[Saved data entries]

====================

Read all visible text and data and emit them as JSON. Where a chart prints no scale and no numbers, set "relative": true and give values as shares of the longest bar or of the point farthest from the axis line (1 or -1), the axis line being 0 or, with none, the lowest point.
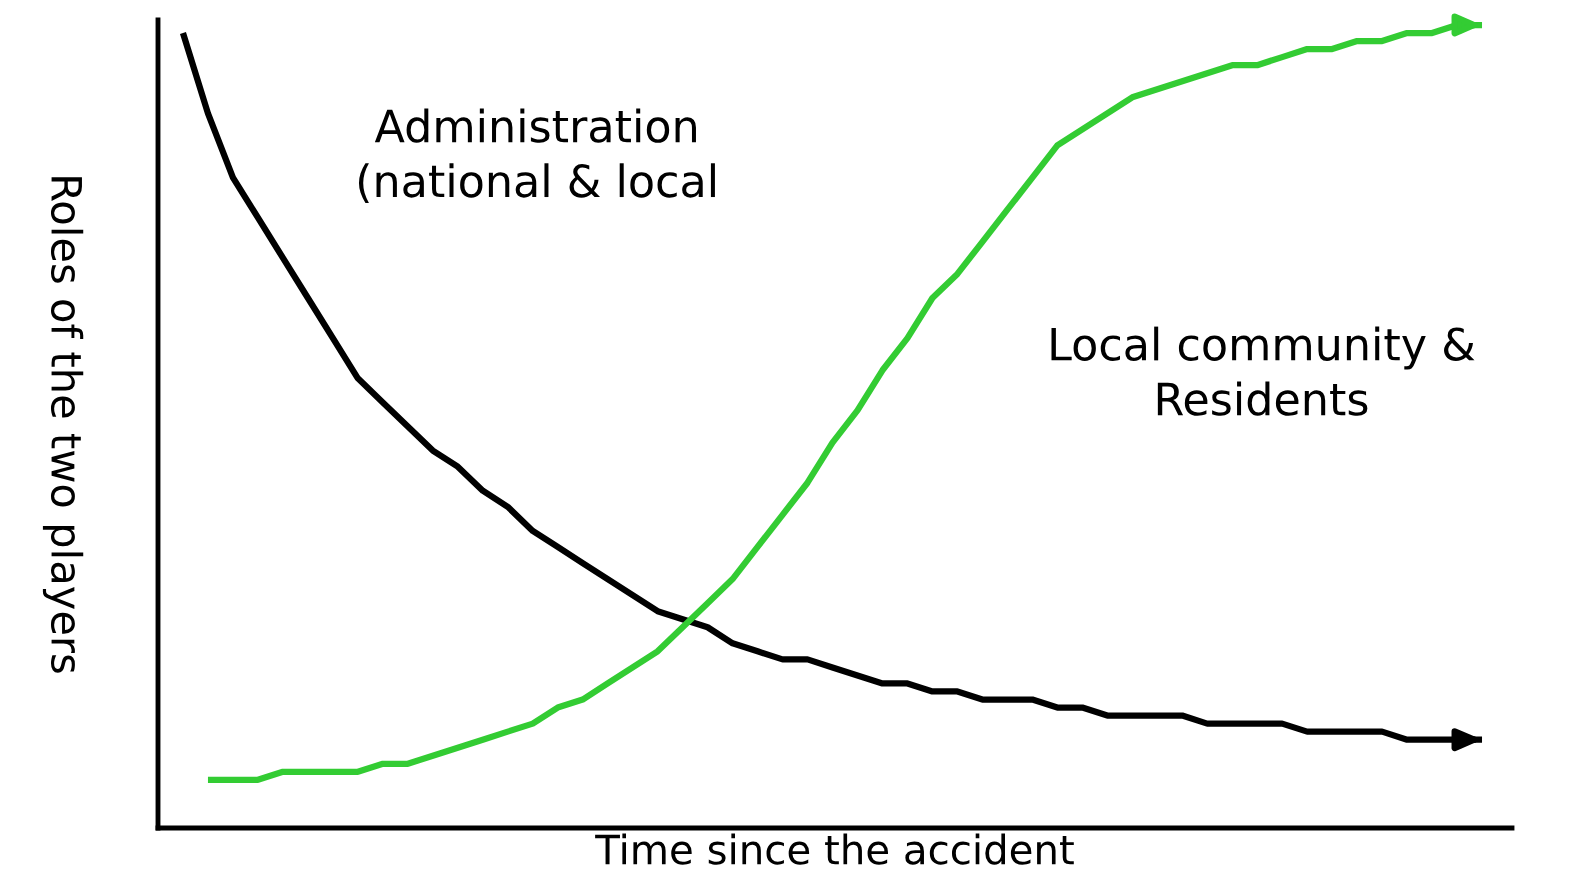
{
  "chart_data": {
    "type": "line",
    "relative": true,
    "xlabel": "Time since the accident",
    "ylabel": "Roles of the two players",
    "legend": false,
    "marker": "none",
    "line_style": "solid",
    "categories": [
      null,
      null,
      null,
      null,
      null,
      null,
      null,
      null,
      null,
      null,
      null,
      null,
      null,
      null,
      null,
      null,
      null,
      null,
      null,
      null,
      null,
      null,
      null,
      null,
      null,
      null,
      null,
      null,
      null,
      null,
      null,
      null,
      null,
      null,
      null,
      null,
      null,
      null,
      null,
      null,
      null,
      null,
      null,
      null,
      null,
      null,
      null,
      null,
      null,
      null,
      null,
      null,
      null
    ],
    "series": [
      {
        "name": "Administration\n(national & local",
        "color": "#000000",
        "values": [
          0.99,
          0.89,
          0.81,
          0.76,
          0.71,
          0.66,
          0.61,
          0.56,
          0.53,
          0.5,
          0.47,
          0.45,
          0.42,
          0.4,
          0.37,
          0.35,
          0.33,
          0.31,
          0.29,
          0.27,
          0.26,
          0.25,
          0.23,
          0.22,
          0.21,
          0.21,
          0.2,
          0.19,
          0.18,
          0.18,
          0.17,
          0.17,
          0.16,
          0.16,
          0.16,
          0.15,
          0.15,
          0.14,
          0.14,
          0.14,
          0.14,
          0.13,
          0.13,
          0.13,
          0.13,
          0.12,
          0.12,
          0.12,
          0.12,
          0.11,
          0.11,
          0.11,
          0.11
        ]
      },
      {
        "name": "Local community &\nResidents",
        "color": "#33cc33",
        "values": [
          null,
          0.06,
          0.06,
          0.06,
          0.07,
          0.07,
          0.07,
          0.07,
          0.08,
          0.08,
          0.09,
          0.1,
          0.11,
          0.12,
          0.13,
          0.15,
          0.16,
          0.18,
          0.2,
          0.22,
          0.25,
          0.28,
          0.31,
          0.35,
          0.39,
          0.43,
          0.48,
          0.52,
          0.57,
          0.61,
          0.66,
          0.69,
          0.73,
          0.77,
          0.81,
          0.85,
          0.87,
          0.89,
          0.91,
          0.92,
          0.93,
          0.94,
          0.95,
          0.95,
          0.96,
          0.97,
          0.97,
          0.98,
          0.98,
          0.99,
          0.99,
          1.0,
          1.0
        ]
      }
    ]
  }
}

====================

Determine how many lines include the string "true". Give no answer but the number.

2